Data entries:

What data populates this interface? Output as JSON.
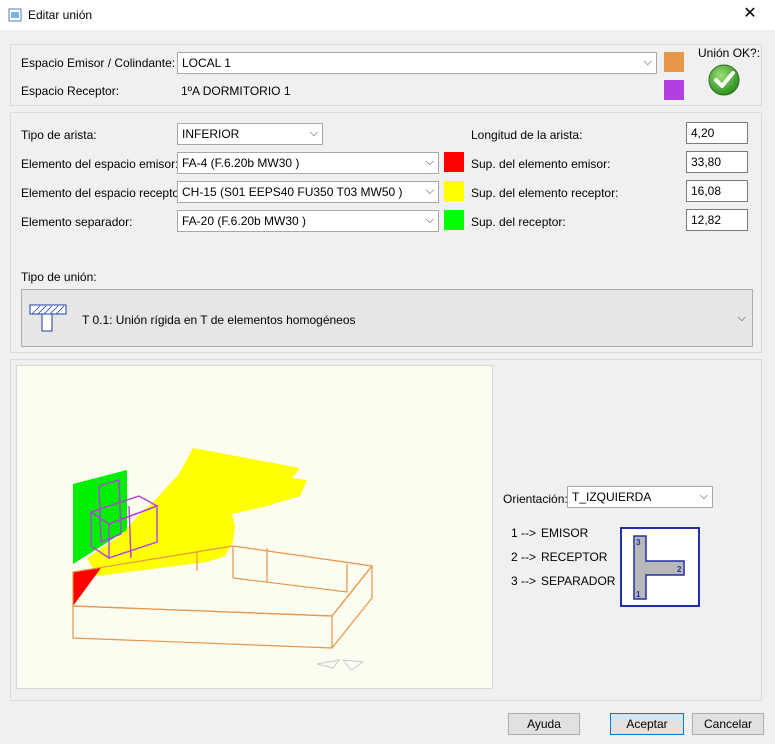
{
  "window": {
    "title": "Editar unión"
  },
  "spaces": {
    "emisor_label": "Espacio Emisor / Colindante:",
    "emisor_value": "LOCAL 1",
    "emisor_color": "#e8964a",
    "receptor_label": "Espacio Receptor:",
    "receptor_value": "1ºA DORMITORIO 1",
    "receptor_color": "#b43fe0",
    "ok_label": "Unión OK?:",
    "ok_icon": "check-icon"
  },
  "elements": {
    "tipo_arista_label": "Tipo de arista:",
    "tipo_arista_value": "INFERIOR",
    "emisor_label": "Elemento del espacio emisor:",
    "emisor_value": "FA-4 (F.6.20b MW30 )",
    "emisor_color": "#ff0000",
    "receptor_label": "Elemento del espacio receptor:",
    "receptor_value": "CH-15 (S01 EEPS40 FU350 T03 MW50 )",
    "receptor_color": "#ffff00",
    "separador_label": "Elemento separador:",
    "separador_value": "FA-20 (F.6.20b MW30 )",
    "separador_color": "#00ff00",
    "longitud_label": "Longitud de la arista:",
    "longitud_value": "4,20",
    "sup_emisor_label": "Sup. del elemento emisor:",
    "sup_emisor_value": "33,80",
    "sup_receptor_el_label": "Sup. del elemento receptor:",
    "sup_receptor_el_value": "16,08",
    "sup_receptor_label": "Sup. del receptor:",
    "sup_receptor_value": "12,82",
    "tipo_union_label": "Tipo de unión:",
    "tipo_union_value": "T 0.1: Unión rígida en T de elementos homogéneos"
  },
  "orientation": {
    "label": "Orientación:",
    "value": "T_IZQUIERDA",
    "legend": [
      {
        "key": "1 -->",
        "value": "EMISOR"
      },
      {
        "key": "2 -->",
        "value": "RECEPTOR"
      },
      {
        "key": "3 -->",
        "value": "SEPARADOR"
      }
    ],
    "diagram_labels": [
      "3",
      "2",
      "1"
    ]
  },
  "buttons": {
    "help": "Ayuda",
    "accept": "Aceptar",
    "cancel": "Cancelar"
  }
}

**Given exercise:** The records above need to be restated word for word, with the pictures left out.

**Task response:**
What data populates this interface? Output as JSON.
{
  "window": {
    "title": "Editar unión"
  },
  "spaces": {
    "emisor_label": "Espacio Emisor / Colindante:",
    "emisor_value": "LOCAL 1",
    "emisor_color": "#e8964a",
    "receptor_label": "Espacio Receptor:",
    "receptor_value": "1ºA DORMITORIO 1",
    "receptor_color": "#b43fe0",
    "ok_label": "Unión OK?:",
    "ok_icon": "check-icon"
  },
  "elements": {
    "tipo_arista_label": "Tipo de arista:",
    "tipo_arista_value": "INFERIOR",
    "emisor_label": "Elemento del espacio emisor:",
    "emisor_value": "FA-4 (F.6.20b MW30 )",
    "emisor_color": "#ff0000",
    "receptor_label": "Elemento del espacio receptor:",
    "receptor_value": "CH-15 (S01 EEPS40 FU350 T03 MW50 )",
    "receptor_color": "#ffff00",
    "separador_label": "Elemento separador:",
    "separador_value": "FA-20 (F.6.20b MW30 )",
    "separador_color": "#00ff00",
    "longitud_label": "Longitud de la arista:",
    "longitud_value": "4,20",
    "sup_emisor_label": "Sup. del elemento emisor:",
    "sup_emisor_value": "33,80",
    "sup_receptor_el_label": "Sup. del elemento receptor:",
    "sup_receptor_el_value": "16,08",
    "sup_receptor_label": "Sup. del receptor:",
    "sup_receptor_value": "12,82",
    "tipo_union_label": "Tipo de unión:",
    "tipo_union_value": "T 0.1: Unión rígida en T de elementos homogéneos"
  },
  "orientation": {
    "label": "Orientación:",
    "value": "T_IZQUIERDA",
    "legend": [
      {
        "key": "1 -->",
        "value": "EMISOR"
      },
      {
        "key": "2 -->",
        "value": "RECEPTOR"
      },
      {
        "key": "3 -->",
        "value": "SEPARADOR"
      }
    ],
    "diagram_labels": [
      "3",
      "2",
      "1"
    ]
  },
  "buttons": {
    "help": "Ayuda",
    "accept": "Aceptar",
    "cancel": "Cancelar"
  }
}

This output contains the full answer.